## SUPPLIED RECORDS
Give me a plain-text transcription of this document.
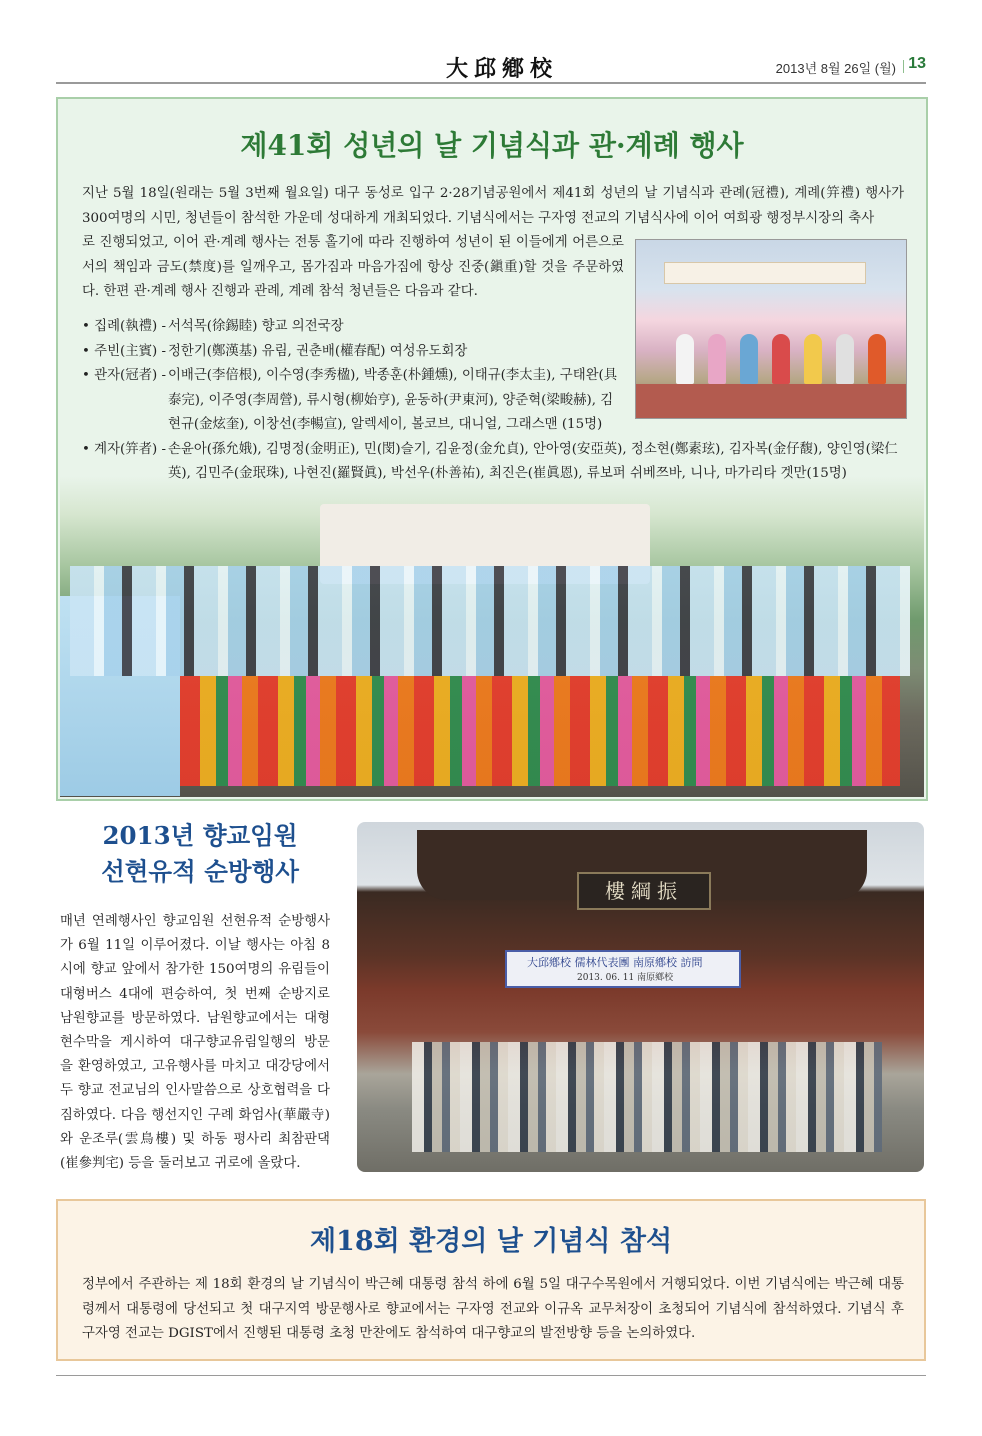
大邱鄕校	2013년 8월 26일 (월) 13
제41회 성년의 날 기념식과 관·계례 행사
지난 5월 18일(원래는 5월 3번째 월요일) 대구 동성로 입구 2·28기념공원에서 제41회 성년의 날 기념식과 관례(冠禮), 계례(笄禮) 행사가 300여명의 시민, 청년들이 참석한 가운데 성대하게 개최되었다. 기념식에서는 구자영 전교의 기념식사에 이어 여희광 행정부시장의 축사
로 진행되었고, 이어 관·계례 행사는 전통 홀기에 따라 진행하여 성년이 된 이들에게 어른으로서의 책임과 금도(禁度)를 일깨우고, 몸가짐과 마음가짐에 항상 진중(鎭重)할 것을 주문하였다. 한편 관·계례 행사 진행과 관례, 계례 참석 청년들은 다음과 같다.
• 집례(執禮) - 서석목(徐錫睦) 향교 의전국장
• 주빈(主賓) - 정한기(鄭漢基) 유림, 권춘배(權春配) 여성유도회장
• 관자(冠者) - 이배근(李倍根), 이수영(李秀楹), 박종훈(朴鍾燻), 이태규(李太圭), 구태완(具泰完), 이주영(李周營), 류시형(柳始亨), 윤동하(尹東河), 양준혁(梁畯赫), 김현규(金炫奎), 이창선(李暢宣), 알렉세이, 볼코브, 대니얼, 그래스맨 (15명)
• 계자(笄者) - 손윤아(孫允娥), 김명정(金明正), 민(閔)슬기, 김윤정(金允貞), 안아영(安亞英), 정소현(鄭素玹), 김자복(金仔馥), 양인영(梁仁英), 김민주(金珉珠), 나현진(羅賢眞), 박선우(朴善祐), 최진은(崔眞恩), 류보퍼 쉬베쯔바, 니나, 마가리타 겟만(15명)
2013년 향교임원
선현유적 순방행사
매년 연례행사인 향교임원 선현유적 순방행사가 6월 11일 이루어졌다. 이날 행사는 아침 8시에 향교 앞에서 참가한 150여명의 유림들이 대형버스 4대에 편승하여, 첫 번째 순방지로 남원향교를 방문하였다. 남원향교에서는 대형 현수막을 게시하여 대구향교유림일행의 방문을 환영하였고, 고유행사를 마치고 대강당에서 두 향교 전교님의 인사말씀으로 상호협력을 다짐하였다. 다음 행선지인 구례 화엄사(華嚴寺)와 운조루(雲鳥樓) 및 하동 평사리 최참판댁(崔參判宅) 등을 둘러보고 귀로에 올랐다.
樓綱振
大邱鄕校 儒林代表團 南原鄕校 訪問
2013. 06. 11 南原鄕校
제18회 환경의 날 기념식 참석
정부에서 주관하는 제 18회 환경의 날 기념식이 박근혜 대통령 참석 하에 6월 5일 대구수목원에서 거행되었다. 이번 기념식에는 박근혜 대통령께서 대통령에 당선되고 첫 대구지역 방문행사로 향교에서는 구자영 전교와 이규옥 교무처장이 초청되어 기념식에 참석하였다. 기념식 후 구자영 전교는 DGIST에서 진행된 대통령 초청 만찬에도 참석하여 대구향교의 발전방향 등을 논의하였다.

## TASK
Using the listing, copy every line where the word "향교임원" shows up.

## OUTPUT OF THE TASK
2013년 향교임원
매년 연례행사인 향교임원 선현유적 순방행사가 6월 11일 이루어졌다. 이날 행사는 아침 8시에 향교 앞에서 참가한 150여명의 유림들이 대형버스 4대에 편승하여, 첫 번째 순방지로 남원향교를 방문하였다. 남원향교에서는 대형 현수막을 게시하여 대구향교유림일행의 방문을 환영하였고, 고유행사를 마치고 대강당에서 두 향교 전교님의 인사말씀으로 상호협력을 다짐하였다. 다음 행선지인 구례 화엄사(華嚴寺)와 운조루(雲鳥樓) 및 하동 평사리 최참판댁(崔參判宅) 등을 둘러보고 귀로에 올랐다.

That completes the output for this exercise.